- Text excerpt
---

The induction heating coil is part of a resonant circuit which comprises the induction heating coil and one or more capacitors. The induction heating coil is normally designed as a flat, helically wound coil with associated ferrite cores and is arranged, for example, under a glass ceramic surface of an induction hob. In doing so, the induction heating coil in conjunction with the cookware to be heated forms an inductive and a resistive part of the resonant circuit.
To drive or excite the resonant circuit, a low-frequency mains alternating voltage with a mains frequency of 50 Hz or 60 Hz for example is first rectified and then converted by means of semiconductor switches into an excitation or drive signal of higher frequency. The excitation signal or drive voltage is usually a rectangular voltage with a frequency in a range from 20 kHz to 50 kHz. A circuit to generate the excitation signal is also referred to as a (frequency) converter.
Different methods have been disclosed for adjusting a heating power supply to the cooking vessel depending on a set heating power setpoint.

---

(Raw records)
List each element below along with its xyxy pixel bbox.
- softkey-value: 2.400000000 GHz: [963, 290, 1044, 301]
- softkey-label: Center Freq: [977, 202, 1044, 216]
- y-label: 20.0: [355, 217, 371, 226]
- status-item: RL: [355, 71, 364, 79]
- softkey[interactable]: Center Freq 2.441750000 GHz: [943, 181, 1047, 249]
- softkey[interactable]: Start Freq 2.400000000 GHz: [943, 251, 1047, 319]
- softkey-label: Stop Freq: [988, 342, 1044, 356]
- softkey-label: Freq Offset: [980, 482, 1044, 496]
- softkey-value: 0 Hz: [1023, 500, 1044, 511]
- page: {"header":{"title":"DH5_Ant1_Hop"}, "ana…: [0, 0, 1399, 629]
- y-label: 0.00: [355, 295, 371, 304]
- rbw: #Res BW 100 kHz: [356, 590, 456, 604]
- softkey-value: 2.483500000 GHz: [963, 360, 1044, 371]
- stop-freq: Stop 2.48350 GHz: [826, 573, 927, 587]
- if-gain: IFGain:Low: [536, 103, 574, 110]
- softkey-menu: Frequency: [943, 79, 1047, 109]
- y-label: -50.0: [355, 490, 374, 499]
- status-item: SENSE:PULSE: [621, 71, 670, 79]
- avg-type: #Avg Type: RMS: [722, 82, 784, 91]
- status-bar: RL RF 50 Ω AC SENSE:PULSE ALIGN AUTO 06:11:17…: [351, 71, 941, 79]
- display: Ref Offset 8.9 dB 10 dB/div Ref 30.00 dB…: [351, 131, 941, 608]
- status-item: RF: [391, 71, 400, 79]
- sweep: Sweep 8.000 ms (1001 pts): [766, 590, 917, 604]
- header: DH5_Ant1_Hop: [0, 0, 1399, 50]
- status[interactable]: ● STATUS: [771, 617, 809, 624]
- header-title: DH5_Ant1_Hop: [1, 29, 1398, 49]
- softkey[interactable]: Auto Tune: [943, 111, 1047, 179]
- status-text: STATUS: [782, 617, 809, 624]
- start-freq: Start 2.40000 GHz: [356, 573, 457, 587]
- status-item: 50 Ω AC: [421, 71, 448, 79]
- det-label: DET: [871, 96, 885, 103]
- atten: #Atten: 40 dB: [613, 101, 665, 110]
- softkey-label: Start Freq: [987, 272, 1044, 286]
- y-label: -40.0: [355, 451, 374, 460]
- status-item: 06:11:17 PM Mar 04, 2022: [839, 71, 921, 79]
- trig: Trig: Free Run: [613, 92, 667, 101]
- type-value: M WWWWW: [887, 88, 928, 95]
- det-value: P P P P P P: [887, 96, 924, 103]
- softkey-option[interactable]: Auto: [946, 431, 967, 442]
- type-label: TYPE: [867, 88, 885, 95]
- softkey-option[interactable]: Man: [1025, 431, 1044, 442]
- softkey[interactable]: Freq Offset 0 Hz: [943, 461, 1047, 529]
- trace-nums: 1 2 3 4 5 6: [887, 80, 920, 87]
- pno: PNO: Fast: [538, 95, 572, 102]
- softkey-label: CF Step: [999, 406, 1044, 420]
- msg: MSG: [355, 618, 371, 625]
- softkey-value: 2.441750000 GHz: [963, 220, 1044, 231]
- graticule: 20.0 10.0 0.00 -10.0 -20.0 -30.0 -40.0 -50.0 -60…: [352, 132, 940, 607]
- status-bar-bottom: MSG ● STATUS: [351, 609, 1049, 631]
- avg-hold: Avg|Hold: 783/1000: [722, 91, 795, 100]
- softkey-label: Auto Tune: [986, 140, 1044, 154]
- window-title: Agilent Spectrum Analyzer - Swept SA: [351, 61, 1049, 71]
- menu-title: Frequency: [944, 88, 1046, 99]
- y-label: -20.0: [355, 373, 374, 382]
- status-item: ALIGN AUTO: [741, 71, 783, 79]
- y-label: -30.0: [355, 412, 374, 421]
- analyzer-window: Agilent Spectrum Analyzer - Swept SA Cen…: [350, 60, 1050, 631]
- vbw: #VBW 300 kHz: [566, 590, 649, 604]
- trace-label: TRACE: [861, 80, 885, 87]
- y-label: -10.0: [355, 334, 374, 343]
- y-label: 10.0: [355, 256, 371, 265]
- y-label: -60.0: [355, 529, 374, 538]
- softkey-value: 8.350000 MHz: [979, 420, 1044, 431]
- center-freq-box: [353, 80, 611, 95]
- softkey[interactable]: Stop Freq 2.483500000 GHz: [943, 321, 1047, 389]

---

- Work to complete
1 – Answer these questions using the induction heating text:
(a) Besides the induction heating coil, what does the resonant circuit comprise?
(b) What frequency range is given for the rectangular excitation voltage?
(c) What other name is used for a circuit that generates the excitation signal?
2 – From the induction heating text, reproduce word for word the passage between "To drive or" and "heating power setpoint.", inclusive.

- Solutions below
1 –
(a) One or more capacitors.
(b) A range from 20 kHz to 50 kHz.
(c) A (frequency) converter.

2 –
To drive or excite the resonant circuit, a low-frequency mains alternating voltage with a mains frequency of 50 Hz or 60 Hz for example is first rectified and then converted by means of semiconductor switches into an excitation or drive signal of higher frequency. The excitation signal or drive voltage is usually a rectangular voltage with a frequency in a range from 20 kHz to 50 kHz. A circuit to generate the excitation signal is also referred to as a (frequency) converter.
Different methods have been disclosed for adjusting a heating power supply to the cooking vessel depending on a set heating power setpoint.